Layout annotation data
------------------------------------
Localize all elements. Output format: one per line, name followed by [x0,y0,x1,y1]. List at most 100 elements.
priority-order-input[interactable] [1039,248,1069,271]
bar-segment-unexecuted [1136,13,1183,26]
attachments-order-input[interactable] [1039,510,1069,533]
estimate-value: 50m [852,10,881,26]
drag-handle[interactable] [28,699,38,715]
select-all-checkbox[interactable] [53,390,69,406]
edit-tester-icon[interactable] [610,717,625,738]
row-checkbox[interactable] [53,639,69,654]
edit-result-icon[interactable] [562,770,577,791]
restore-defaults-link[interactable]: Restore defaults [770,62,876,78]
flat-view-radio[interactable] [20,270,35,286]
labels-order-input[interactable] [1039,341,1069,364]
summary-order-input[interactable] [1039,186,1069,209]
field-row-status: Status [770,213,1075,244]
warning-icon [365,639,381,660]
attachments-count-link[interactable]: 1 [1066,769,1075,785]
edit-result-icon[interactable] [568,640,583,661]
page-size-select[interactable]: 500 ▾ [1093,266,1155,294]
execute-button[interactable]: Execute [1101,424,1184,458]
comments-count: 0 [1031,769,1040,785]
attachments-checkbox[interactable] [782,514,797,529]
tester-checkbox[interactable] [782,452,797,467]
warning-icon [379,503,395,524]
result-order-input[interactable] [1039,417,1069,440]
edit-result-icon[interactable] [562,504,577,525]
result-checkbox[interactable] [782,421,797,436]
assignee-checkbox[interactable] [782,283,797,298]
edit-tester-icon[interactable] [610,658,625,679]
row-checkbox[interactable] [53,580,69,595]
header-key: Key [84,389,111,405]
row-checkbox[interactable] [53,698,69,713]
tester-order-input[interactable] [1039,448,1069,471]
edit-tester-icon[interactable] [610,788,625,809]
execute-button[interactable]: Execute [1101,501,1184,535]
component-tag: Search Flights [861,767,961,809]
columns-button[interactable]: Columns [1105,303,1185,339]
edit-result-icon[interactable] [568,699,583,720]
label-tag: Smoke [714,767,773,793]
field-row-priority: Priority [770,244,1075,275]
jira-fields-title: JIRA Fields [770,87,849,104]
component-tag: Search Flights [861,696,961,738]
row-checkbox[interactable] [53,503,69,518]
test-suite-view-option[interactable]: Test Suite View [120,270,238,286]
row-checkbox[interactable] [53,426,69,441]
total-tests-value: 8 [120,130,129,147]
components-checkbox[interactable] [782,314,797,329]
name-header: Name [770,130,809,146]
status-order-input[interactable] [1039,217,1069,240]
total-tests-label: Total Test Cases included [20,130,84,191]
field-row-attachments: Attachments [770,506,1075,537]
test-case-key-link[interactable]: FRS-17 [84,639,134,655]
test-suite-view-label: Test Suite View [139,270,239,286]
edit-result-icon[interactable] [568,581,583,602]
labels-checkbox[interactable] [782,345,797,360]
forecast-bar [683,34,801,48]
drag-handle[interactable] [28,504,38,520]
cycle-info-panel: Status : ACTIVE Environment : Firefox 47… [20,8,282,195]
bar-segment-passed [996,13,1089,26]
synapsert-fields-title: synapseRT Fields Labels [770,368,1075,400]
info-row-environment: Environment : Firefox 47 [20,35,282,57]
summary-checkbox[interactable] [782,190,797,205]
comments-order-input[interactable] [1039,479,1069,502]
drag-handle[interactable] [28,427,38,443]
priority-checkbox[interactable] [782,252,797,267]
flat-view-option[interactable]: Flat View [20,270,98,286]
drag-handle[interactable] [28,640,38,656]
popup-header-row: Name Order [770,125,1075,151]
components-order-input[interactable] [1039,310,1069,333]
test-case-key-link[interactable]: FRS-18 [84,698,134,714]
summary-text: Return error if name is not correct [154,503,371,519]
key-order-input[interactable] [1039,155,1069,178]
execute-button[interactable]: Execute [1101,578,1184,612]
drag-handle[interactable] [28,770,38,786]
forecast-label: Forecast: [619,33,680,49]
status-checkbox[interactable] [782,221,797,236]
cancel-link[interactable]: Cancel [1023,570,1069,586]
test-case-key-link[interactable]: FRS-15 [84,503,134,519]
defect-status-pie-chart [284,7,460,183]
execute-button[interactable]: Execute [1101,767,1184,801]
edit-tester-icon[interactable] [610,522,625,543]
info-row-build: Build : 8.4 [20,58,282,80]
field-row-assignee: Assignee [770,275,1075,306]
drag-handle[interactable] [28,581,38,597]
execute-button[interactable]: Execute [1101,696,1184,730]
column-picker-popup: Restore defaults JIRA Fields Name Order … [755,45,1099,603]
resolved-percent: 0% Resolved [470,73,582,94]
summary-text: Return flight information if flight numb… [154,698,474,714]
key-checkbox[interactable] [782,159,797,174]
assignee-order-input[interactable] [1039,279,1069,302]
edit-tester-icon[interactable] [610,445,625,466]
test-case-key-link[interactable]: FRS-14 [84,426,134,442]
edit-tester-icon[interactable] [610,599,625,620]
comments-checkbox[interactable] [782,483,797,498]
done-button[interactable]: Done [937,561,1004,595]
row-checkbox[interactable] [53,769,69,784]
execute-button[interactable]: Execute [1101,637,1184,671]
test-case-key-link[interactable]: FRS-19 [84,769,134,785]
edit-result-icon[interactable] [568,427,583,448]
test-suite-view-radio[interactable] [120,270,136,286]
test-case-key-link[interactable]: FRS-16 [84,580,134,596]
------------------------------------
_Exercise objective_. Update the records above so that every occurrence of "Search Flights" reads "Flight Search", leaving everything else unchanged.

_Output_.
Localize all elements. Output format: one per line, name followed by [x0,y0,x1,y1]. List at most 100 elements.
priority-order-input[interactable] [1039,248,1069,271]
bar-segment-unexecuted [1136,13,1183,26]
attachments-order-input[interactable] [1039,510,1069,533]
estimate-value: 50m [852,10,881,26]
drag-handle[interactable] [28,699,38,715]
select-all-checkbox[interactable] [53,390,69,406]
edit-tester-icon[interactable] [610,717,625,738]
row-checkbox[interactable] [53,639,69,654]
edit-result-icon[interactable] [562,770,577,791]
restore-defaults-link[interactable]: Restore defaults [770,62,876,78]
flat-view-radio[interactable] [20,270,35,286]
labels-order-input[interactable] [1039,341,1069,364]
summary-order-input[interactable] [1039,186,1069,209]
field-row-status: Status [770,213,1075,244]
warning-icon [365,639,381,660]
attachments-count-link[interactable]: 1 [1066,769,1075,785]
edit-result-icon[interactable] [568,640,583,661]
page-size-select[interactable]: 500 ▾ [1093,266,1155,294]
execute-button[interactable]: Execute [1101,424,1184,458]
comments-count: 0 [1031,769,1040,785]
attachments-checkbox[interactable] [782,514,797,529]
tester-checkbox[interactable] [782,452,797,467]
warning-icon [379,503,395,524]
result-order-input[interactable] [1039,417,1069,440]
edit-result-icon[interactable] [562,504,577,525]
result-checkbox[interactable] [782,421,797,436]
assignee-checkbox[interactable] [782,283,797,298]
edit-tester-icon[interactable] [610,658,625,679]
row-checkbox[interactable] [53,580,69,595]
header-key: Key [84,389,111,405]
row-checkbox[interactable] [53,698,69,713]
tester-order-input[interactable] [1039,448,1069,471]
edit-tester-icon[interactable] [610,788,625,809]
execute-button[interactable]: Execute [1101,501,1184,535]
component-tag: Flight Search [861,767,961,809]
columns-button[interactable]: Columns [1105,303,1185,339]
edit-result-icon[interactable] [568,699,583,720]
label-tag: Smoke [714,767,773,793]
field-row-priority: Priority [770,244,1075,275]
jira-fields-title: JIRA Fields [770,87,849,104]
component-tag: Flight Search [861,696,961,738]
row-checkbox[interactable] [53,503,69,518]
test-suite-view-option[interactable]: Test Suite View [120,270,238,286]
row-checkbox[interactable] [53,426,69,441]
total-tests-value: 8 [120,130,129,147]
components-checkbox[interactable] [782,314,797,329]
name-header: Name [770,130,809,146]
status-order-input[interactable] [1039,217,1069,240]
total-tests-label: Total Test Cases included [20,130,84,191]
field-row-attachments: Attachments [770,506,1075,537]
test-case-key-link[interactable]: FRS-17 [84,639,134,655]
test-suite-view-label: Test Suite View [139,270,239,286]
edit-result-icon[interactable] [568,581,583,602]
labels-checkbox[interactable] [782,345,797,360]
forecast-bar [683,34,801,48]
drag-handle[interactable] [28,504,38,520]
cycle-info-panel: Status : ACTIVE Environment : Firefox 47… [20,8,282,195]
bar-segment-passed [996,13,1089,26]
synapsert-fields-title: synapseRT Fields Labels [770,368,1075,400]
info-row-environment: Environment : Firefox 47 [20,35,282,57]
summary-checkbox[interactable] [782,190,797,205]
comments-order-input[interactable] [1039,479,1069,502]
drag-handle[interactable] [28,427,38,443]
priority-checkbox[interactable] [782,252,797,267]
flat-view-option[interactable]: Flat View [20,270,98,286]
drag-handle[interactable] [28,640,38,656]
popup-header-row: Name Order [770,125,1075,151]
components-order-input[interactable] [1039,310,1069,333]
test-case-key-link[interactable]: FRS-18 [84,698,134,714]
summary-text: Return error if name is not correct [154,503,371,519]
key-order-input[interactable] [1039,155,1069,178]
execute-button[interactable]: Execute [1101,578,1184,612]
drag-handle[interactable] [28,770,38,786]
forecast-label: Forecast: [619,33,680,49]
status-checkbox[interactable] [782,221,797,236]
cancel-link[interactable]: Cancel [1023,570,1069,586]
test-case-key-link[interactable]: FRS-15 [84,503,134,519]
defect-status-pie-chart [284,7,460,183]
execute-button[interactable]: Execute [1101,767,1184,801]
edit-tester-icon[interactable] [610,522,625,543]
info-row-build: Build : 8.4 [20,58,282,80]
field-row-assignee: Assignee [770,275,1075,306]
drag-handle[interactable] [28,581,38,597]
execute-button[interactable]: Execute [1101,696,1184,730]
column-picker-popup: Restore defaults JIRA Fields Name Order … [755,45,1099,603]
resolved-percent: 0% Resolved [470,73,582,94]
summary-text: Return flight information if flight numb… [154,698,474,714]
key-checkbox[interactable] [782,159,797,174]
assignee-order-input[interactable] [1039,279,1069,302]
edit-tester-icon[interactable] [610,445,625,466]
test-case-key-link[interactable]: FRS-14 [84,426,134,442]
edit-tester-icon[interactable] [610,599,625,620]
comments-checkbox[interactable] [782,483,797,498]
done-button[interactable]: Done [937,561,1004,595]
row-checkbox[interactable] [53,769,69,784]
execute-button[interactable]: Execute [1101,637,1184,671]
test-case-key-link[interactable]: FRS-19 [84,769,134,785]
edit-result-icon[interactable] [568,427,583,448]
test-suite-view-radio[interactable] [120,270,136,286]
test-case-key-link[interactable]: FRS-16 [84,580,134,596]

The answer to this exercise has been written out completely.